Data section:
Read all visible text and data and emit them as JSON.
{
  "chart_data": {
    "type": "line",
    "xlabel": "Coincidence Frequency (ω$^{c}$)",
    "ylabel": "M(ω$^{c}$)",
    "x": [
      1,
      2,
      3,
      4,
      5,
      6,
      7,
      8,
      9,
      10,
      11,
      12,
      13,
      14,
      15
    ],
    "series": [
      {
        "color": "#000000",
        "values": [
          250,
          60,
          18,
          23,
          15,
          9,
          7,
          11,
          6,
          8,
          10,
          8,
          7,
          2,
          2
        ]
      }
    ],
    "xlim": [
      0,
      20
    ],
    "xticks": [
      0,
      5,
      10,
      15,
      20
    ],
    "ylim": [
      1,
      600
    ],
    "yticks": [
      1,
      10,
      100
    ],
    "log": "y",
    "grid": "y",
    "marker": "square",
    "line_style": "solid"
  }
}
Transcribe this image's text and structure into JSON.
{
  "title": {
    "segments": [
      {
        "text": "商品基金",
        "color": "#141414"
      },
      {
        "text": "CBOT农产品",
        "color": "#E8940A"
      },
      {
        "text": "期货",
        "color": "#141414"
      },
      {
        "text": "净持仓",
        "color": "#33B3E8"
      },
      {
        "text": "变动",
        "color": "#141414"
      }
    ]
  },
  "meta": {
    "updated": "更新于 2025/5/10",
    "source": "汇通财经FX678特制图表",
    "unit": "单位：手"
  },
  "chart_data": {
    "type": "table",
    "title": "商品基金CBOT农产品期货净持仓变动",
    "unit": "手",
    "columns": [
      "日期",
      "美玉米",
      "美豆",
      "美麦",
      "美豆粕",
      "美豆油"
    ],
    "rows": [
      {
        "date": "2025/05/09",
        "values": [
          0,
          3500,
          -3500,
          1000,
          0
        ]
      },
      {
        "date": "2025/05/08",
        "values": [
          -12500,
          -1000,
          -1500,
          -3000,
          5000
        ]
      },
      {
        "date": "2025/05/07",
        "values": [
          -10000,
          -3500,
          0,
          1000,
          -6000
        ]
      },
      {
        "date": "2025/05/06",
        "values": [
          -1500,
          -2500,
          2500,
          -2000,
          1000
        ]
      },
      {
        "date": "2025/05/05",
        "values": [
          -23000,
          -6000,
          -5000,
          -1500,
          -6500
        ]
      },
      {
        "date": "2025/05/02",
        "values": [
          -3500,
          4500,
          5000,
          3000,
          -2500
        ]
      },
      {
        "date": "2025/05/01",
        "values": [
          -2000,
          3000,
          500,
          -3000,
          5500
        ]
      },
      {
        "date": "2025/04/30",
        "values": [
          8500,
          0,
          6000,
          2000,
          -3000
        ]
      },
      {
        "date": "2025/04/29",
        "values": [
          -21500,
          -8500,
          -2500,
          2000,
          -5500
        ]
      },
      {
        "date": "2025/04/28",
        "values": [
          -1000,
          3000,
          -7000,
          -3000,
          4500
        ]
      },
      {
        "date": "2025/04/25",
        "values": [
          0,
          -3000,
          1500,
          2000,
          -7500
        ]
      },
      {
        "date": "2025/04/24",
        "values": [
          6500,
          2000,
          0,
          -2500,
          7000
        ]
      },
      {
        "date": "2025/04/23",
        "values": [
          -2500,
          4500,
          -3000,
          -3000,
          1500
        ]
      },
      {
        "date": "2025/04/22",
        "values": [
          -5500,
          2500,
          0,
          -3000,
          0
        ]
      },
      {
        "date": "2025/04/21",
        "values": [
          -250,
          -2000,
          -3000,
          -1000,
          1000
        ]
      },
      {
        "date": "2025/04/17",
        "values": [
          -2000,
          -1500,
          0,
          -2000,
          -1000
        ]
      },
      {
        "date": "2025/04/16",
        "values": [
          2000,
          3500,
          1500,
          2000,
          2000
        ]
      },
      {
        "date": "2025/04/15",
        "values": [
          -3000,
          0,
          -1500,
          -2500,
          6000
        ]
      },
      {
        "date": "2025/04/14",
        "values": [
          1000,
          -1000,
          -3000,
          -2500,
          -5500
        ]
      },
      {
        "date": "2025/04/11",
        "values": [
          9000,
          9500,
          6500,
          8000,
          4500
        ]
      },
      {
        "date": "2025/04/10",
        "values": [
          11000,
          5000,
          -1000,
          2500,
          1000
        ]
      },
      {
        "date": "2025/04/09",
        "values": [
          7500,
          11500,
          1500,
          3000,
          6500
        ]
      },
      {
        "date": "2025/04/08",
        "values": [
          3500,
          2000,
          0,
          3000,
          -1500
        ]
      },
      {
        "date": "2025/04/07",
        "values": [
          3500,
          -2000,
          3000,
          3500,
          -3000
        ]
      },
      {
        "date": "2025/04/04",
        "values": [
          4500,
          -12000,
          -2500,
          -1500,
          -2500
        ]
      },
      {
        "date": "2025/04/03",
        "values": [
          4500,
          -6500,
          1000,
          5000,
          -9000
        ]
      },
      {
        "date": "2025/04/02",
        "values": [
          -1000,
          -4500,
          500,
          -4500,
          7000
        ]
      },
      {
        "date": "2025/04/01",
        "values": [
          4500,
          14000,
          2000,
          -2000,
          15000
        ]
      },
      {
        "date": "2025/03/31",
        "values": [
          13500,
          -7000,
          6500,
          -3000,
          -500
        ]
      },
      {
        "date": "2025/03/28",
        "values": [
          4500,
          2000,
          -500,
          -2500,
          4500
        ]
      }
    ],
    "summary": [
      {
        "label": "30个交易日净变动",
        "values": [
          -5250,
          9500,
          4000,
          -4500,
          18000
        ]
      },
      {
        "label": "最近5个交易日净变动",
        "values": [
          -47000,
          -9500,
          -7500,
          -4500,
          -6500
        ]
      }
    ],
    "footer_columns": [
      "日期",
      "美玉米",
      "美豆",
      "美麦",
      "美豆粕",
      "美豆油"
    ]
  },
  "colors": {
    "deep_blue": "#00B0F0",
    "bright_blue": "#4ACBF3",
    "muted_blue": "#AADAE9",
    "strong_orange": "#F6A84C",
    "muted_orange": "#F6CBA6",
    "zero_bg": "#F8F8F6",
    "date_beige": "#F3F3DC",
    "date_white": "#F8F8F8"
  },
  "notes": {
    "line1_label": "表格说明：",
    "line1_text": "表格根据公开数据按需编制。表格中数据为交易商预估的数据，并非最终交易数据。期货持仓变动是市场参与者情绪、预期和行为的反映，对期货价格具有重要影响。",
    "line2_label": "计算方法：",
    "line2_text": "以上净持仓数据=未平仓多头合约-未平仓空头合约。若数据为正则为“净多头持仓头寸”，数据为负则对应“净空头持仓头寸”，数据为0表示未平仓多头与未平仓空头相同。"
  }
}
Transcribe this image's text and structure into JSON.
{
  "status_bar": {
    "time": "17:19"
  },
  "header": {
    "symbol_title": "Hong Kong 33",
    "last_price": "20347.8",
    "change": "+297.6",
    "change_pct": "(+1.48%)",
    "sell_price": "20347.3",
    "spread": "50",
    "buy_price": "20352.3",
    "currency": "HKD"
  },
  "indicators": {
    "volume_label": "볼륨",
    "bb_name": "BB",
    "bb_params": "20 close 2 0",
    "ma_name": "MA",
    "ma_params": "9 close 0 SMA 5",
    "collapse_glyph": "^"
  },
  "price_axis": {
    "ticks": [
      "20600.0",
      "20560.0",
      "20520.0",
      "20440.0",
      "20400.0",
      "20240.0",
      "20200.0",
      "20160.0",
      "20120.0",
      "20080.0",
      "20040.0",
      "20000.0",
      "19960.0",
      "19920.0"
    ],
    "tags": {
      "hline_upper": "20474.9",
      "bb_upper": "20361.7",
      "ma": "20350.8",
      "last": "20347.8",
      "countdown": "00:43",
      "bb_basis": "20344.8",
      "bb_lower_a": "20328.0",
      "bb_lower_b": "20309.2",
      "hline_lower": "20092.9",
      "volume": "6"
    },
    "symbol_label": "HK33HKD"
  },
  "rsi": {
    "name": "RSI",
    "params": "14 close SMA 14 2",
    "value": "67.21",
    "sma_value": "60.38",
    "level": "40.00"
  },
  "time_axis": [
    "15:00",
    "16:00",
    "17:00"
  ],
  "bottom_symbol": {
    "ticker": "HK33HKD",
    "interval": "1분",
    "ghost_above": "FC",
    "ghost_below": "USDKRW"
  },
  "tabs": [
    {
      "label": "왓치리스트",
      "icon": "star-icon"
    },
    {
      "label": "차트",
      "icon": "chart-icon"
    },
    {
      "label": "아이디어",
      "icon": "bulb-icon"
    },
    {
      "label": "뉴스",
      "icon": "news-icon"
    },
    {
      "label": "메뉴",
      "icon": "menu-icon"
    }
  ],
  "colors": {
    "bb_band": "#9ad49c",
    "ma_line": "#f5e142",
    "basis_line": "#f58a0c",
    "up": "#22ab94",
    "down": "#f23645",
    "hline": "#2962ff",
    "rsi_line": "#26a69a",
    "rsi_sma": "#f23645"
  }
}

Problem description: Your answer should be a single number: the count of lines in the material above that contain "icon".

Output of the exercise: 5